(Stated exercise):
All of the data below should be written out exactly.

(Records to use):
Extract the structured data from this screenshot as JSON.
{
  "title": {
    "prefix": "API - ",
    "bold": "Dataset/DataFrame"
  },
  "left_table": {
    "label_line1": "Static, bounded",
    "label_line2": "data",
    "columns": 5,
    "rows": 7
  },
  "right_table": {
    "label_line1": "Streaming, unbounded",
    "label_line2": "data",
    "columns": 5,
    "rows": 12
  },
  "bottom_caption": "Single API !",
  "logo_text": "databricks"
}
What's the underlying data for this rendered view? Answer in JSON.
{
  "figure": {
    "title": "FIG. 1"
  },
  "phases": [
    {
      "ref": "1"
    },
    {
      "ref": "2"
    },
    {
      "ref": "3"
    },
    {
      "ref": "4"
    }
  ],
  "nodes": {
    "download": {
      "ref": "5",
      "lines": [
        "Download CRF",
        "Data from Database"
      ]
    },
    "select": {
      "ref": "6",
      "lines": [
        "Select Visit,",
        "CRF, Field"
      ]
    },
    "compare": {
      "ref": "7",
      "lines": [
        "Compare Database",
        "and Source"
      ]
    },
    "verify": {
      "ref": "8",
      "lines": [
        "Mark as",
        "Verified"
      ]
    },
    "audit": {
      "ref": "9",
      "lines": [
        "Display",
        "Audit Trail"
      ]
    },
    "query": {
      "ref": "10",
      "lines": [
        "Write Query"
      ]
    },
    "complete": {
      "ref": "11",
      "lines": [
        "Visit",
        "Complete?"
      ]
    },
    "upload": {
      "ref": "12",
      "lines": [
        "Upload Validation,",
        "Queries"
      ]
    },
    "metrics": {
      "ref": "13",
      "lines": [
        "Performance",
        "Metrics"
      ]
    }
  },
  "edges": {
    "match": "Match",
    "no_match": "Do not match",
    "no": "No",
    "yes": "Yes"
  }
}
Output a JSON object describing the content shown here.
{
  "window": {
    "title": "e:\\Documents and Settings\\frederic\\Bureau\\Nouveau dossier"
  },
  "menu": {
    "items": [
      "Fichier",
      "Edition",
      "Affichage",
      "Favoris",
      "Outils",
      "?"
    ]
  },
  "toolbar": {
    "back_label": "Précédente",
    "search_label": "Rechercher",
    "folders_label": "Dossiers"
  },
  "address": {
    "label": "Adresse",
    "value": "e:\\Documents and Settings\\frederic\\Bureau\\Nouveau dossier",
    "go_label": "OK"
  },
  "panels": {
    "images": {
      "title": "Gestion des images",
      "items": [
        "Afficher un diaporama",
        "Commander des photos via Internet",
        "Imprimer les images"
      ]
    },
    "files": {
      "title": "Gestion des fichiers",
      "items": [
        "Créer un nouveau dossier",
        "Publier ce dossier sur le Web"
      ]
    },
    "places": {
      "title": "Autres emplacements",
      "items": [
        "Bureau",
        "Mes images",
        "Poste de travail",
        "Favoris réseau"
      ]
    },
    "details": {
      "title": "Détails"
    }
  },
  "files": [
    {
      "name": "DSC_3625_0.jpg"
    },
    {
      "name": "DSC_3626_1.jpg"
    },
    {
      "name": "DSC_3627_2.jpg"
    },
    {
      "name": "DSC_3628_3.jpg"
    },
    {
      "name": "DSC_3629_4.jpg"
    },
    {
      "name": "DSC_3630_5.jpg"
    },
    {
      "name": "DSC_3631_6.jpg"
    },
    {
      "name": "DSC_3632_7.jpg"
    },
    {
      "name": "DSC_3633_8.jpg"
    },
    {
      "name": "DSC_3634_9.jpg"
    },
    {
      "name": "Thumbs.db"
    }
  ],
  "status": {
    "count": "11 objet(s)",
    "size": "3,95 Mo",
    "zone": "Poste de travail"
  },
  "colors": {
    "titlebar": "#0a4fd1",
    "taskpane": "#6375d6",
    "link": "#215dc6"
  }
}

(Result):
Extract the structured data from this screenshot as JSON.
{
  "title": {
    "prefix": "API - ",
    "bold": "Dataset/DataFrame"
  },
  "left_table": {
    "label_line1": "Static, bounded",
    "label_line2": "data",
    "columns": 5,
    "rows": 7
  },
  "right_table": {
    "label_line1": "Streaming, unbounded",
    "label_line2": "data",
    "columns": 5,
    "rows": 12
  },
  "bottom_caption": "Single API !",
  "logo_text": "databricks"
}
What's the underlying data for this rendered view? Answer in JSON.
{
  "figure": {
    "title": "FIG. 1"
  },
  "phases": [
    {
      "ref": "1"
    },
    {
      "ref": "2"
    },
    {
      "ref": "3"
    },
    {
      "ref": "4"
    }
  ],
  "nodes": {
    "download": {
      "ref": "5",
      "lines": [
        "Download CRF",
        "Data from Database"
      ]
    },
    "select": {
      "ref": "6",
      "lines": [
        "Select Visit,",
        "CRF, Field"
      ]
    },
    "compare": {
      "ref": "7",
      "lines": [
        "Compare Database",
        "and Source"
      ]
    },
    "verify": {
      "ref": "8",
      "lines": [
        "Mark as",
        "Verified"
      ]
    },
    "audit": {
      "ref": "9",
      "lines": [
        "Display",
        "Audit Trail"
      ]
    },
    "query": {
      "ref": "10",
      "lines": [
        "Write Query"
      ]
    },
    "complete": {
      "ref": "11",
      "lines": [
        "Visit",
        "Complete?"
      ]
    },
    "upload": {
      "ref": "12",
      "lines": [
        "Upload Validation,",
        "Queries"
      ]
    },
    "metrics": {
      "ref": "13",
      "lines": [
        "Performance",
        "Metrics"
      ]
    }
  },
  "edges": {
    "match": "Match",
    "no_match": "Do not match",
    "no": "No",
    "yes": "Yes"
  }
}
Output a JSON object describing the content shown here.
{
  "window": {
    "title": "e:\\Documents and Settings\\frederic\\Bureau\\Nouveau dossier"
  },
  "menu": {
    "items": [
      "Fichier",
      "Edition",
      "Affichage",
      "Favoris",
      "Outils",
      "?"
    ]
  },
  "toolbar": {
    "back_label": "Précédente",
    "search_label": "Rechercher",
    "folders_label": "Dossiers"
  },
  "address": {
    "label": "Adresse",
    "value": "e:\\Documents and Settings\\frederic\\Bureau\\Nouveau dossier",
    "go_label": "OK"
  },
  "panels": {
    "images": {
      "title": "Gestion des images",
      "items": [
        "Afficher un diaporama",
        "Commander des photos via Internet",
        "Imprimer les images"
      ]
    },
    "files": {
      "title": "Gestion des fichiers",
      "items": [
        "Créer un nouveau dossier",
        "Publier ce dossier sur le Web"
      ]
    },
    "places": {
      "title": "Autres emplacements",
      "items": [
        "Bureau",
        "Mes images",
        "Poste de travail",
        "Favoris réseau"
      ]
    },
    "details": {
      "title": "Détails"
    }
  },
  "files": [
    {
      "name": "DSC_3625_0.jpg"
    },
    {
      "name": "DSC_3626_1.jpg"
    },
    {
      "name": "DSC_3627_2.jpg"
    },
    {
      "name": "DSC_3628_3.jpg"
    },
    {
      "name": "DSC_3629_4.jpg"
    },
    {
      "name": "DSC_3630_5.jpg"
    },
    {
      "name": "DSC_3631_6.jpg"
    },
    {
      "name": "DSC_3632_7.jpg"
    },
    {
      "name": "DSC_3633_8.jpg"
    },
    {
      "name": "DSC_3634_9.jpg"
    },
    {
      "name": "Thumbs.db"
    }
  ],
  "status": {
    "count": "11 objet(s)",
    "size": "3,95 Mo",
    "zone": "Poste de travail"
  },
  "colors": {
    "titlebar": "#0a4fd1",
    "taskpane": "#6375d6",
    "link": "#215dc6"
  }
}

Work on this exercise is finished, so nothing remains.